__Brief__
Every line that contains the word "innych" should be copied.
Material for the task start
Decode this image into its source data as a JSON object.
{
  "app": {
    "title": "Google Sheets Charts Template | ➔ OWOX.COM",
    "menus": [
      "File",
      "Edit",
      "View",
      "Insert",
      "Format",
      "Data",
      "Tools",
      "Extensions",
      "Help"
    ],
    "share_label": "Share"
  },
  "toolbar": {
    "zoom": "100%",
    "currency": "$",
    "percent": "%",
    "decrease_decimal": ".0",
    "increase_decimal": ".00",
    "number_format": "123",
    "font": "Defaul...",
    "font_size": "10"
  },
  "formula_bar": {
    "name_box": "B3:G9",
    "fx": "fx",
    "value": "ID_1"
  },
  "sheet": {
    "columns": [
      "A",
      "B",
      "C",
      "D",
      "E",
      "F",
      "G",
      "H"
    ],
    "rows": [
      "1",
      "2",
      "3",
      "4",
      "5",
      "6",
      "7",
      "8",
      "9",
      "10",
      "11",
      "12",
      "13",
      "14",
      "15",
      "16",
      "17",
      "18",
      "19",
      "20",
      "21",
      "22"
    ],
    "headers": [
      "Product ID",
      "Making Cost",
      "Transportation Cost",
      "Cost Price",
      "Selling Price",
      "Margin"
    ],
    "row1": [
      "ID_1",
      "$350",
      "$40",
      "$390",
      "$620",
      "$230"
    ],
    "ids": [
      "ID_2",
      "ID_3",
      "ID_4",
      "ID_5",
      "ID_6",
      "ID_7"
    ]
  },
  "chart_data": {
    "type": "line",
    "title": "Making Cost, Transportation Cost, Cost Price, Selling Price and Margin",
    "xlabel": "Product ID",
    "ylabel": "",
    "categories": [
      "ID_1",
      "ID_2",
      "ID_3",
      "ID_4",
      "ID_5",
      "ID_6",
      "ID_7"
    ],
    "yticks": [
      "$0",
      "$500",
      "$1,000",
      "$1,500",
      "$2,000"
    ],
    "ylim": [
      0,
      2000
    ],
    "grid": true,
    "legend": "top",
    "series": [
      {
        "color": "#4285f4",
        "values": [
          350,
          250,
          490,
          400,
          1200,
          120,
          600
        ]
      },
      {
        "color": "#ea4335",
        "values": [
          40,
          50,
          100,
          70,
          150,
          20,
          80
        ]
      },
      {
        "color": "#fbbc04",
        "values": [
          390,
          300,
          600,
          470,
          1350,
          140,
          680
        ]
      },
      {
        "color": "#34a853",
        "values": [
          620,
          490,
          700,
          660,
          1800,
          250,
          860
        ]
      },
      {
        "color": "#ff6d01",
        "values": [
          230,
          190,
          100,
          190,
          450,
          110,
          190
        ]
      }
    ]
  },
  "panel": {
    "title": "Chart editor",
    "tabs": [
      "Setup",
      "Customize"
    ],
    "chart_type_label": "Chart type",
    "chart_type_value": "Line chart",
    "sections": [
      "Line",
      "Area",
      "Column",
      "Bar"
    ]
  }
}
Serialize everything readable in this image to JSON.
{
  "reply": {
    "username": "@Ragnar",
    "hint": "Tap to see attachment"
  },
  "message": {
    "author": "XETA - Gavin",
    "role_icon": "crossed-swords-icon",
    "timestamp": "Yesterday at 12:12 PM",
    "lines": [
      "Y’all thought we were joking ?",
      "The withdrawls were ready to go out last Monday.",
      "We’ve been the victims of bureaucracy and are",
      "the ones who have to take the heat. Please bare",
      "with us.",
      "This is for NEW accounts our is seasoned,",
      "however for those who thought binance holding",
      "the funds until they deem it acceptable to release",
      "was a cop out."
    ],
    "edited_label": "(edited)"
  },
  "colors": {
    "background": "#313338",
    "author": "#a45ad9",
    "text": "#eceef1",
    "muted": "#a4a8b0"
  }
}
Material for the task end
Material for the task start
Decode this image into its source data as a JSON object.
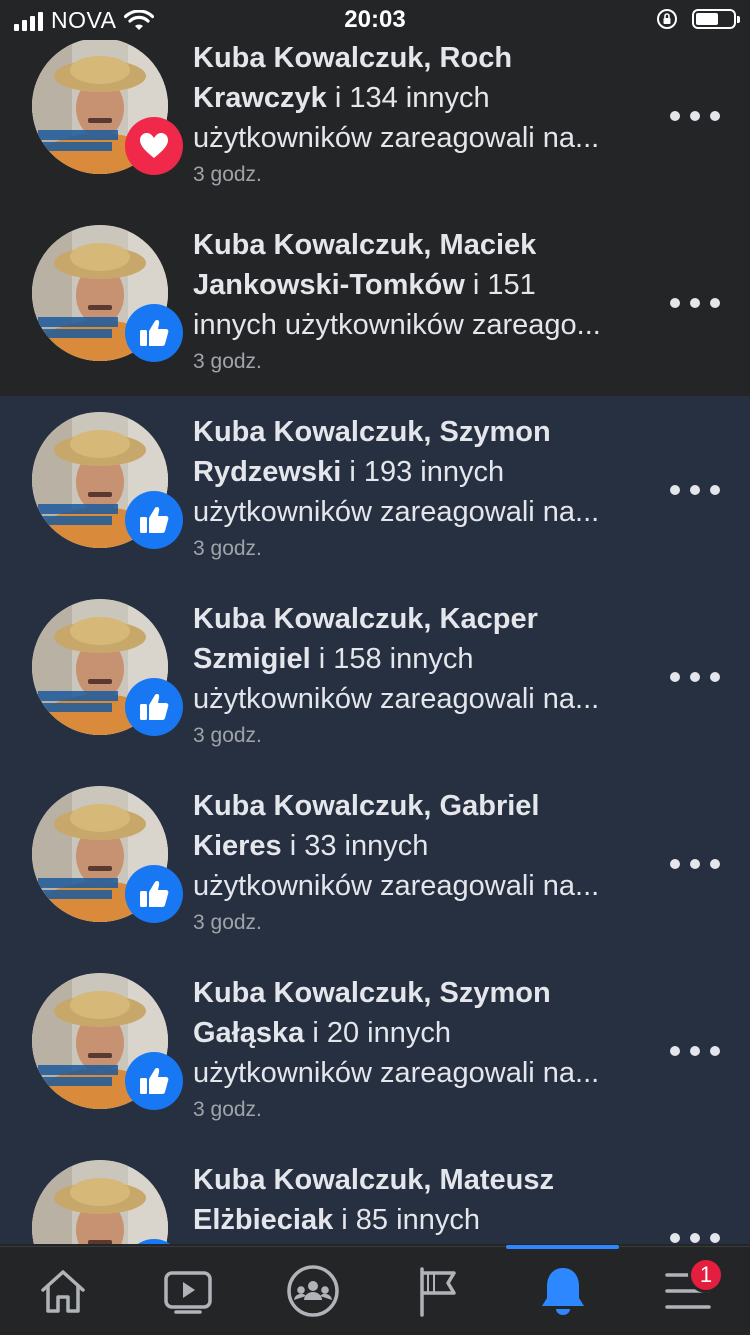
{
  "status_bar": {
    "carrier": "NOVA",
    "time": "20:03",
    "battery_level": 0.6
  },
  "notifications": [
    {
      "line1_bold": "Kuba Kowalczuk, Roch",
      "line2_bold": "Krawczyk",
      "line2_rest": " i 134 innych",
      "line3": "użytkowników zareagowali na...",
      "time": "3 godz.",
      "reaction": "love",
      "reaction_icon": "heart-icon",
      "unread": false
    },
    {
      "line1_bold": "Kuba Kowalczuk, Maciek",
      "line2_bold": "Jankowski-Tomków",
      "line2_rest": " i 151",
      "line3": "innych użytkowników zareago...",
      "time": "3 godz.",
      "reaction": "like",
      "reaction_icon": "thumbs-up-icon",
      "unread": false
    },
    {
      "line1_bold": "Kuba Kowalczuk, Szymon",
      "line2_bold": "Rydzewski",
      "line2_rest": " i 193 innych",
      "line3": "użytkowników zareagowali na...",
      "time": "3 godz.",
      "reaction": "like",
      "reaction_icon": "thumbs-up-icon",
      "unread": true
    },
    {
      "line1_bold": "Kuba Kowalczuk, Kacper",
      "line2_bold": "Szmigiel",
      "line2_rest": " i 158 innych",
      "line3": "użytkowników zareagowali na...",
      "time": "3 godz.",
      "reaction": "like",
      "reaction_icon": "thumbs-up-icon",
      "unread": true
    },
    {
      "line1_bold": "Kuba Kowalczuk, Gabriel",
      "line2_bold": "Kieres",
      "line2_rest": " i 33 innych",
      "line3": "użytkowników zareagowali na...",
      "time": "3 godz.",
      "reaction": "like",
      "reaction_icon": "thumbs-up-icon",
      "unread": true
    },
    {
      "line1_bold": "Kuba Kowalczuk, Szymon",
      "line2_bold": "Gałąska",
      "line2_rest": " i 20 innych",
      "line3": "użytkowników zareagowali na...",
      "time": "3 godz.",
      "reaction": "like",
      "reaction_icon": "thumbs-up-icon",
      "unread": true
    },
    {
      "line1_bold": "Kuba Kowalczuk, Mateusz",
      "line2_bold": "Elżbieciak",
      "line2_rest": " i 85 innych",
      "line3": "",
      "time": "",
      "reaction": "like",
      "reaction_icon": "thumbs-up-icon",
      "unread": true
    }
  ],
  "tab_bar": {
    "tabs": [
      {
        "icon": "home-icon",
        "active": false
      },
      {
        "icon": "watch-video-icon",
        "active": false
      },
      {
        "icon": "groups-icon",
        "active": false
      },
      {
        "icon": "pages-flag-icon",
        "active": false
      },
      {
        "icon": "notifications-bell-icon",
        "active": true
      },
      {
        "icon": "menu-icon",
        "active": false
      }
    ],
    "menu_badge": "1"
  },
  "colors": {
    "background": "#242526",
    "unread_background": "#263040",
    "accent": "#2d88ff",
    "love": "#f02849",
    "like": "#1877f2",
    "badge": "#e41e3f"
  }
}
Material for the task end
__Final result__
      "line2_rest": " i 134 innych",
      "line3": "innych użytkowników zareago...",
      "line2_rest": " i 193 innych",
      "line2_rest": " i 158 innych",
      "line2_rest": " i 33 innych",
      "line2_rest": " i 20 innych",
      "line2_rest": " i 85 innych",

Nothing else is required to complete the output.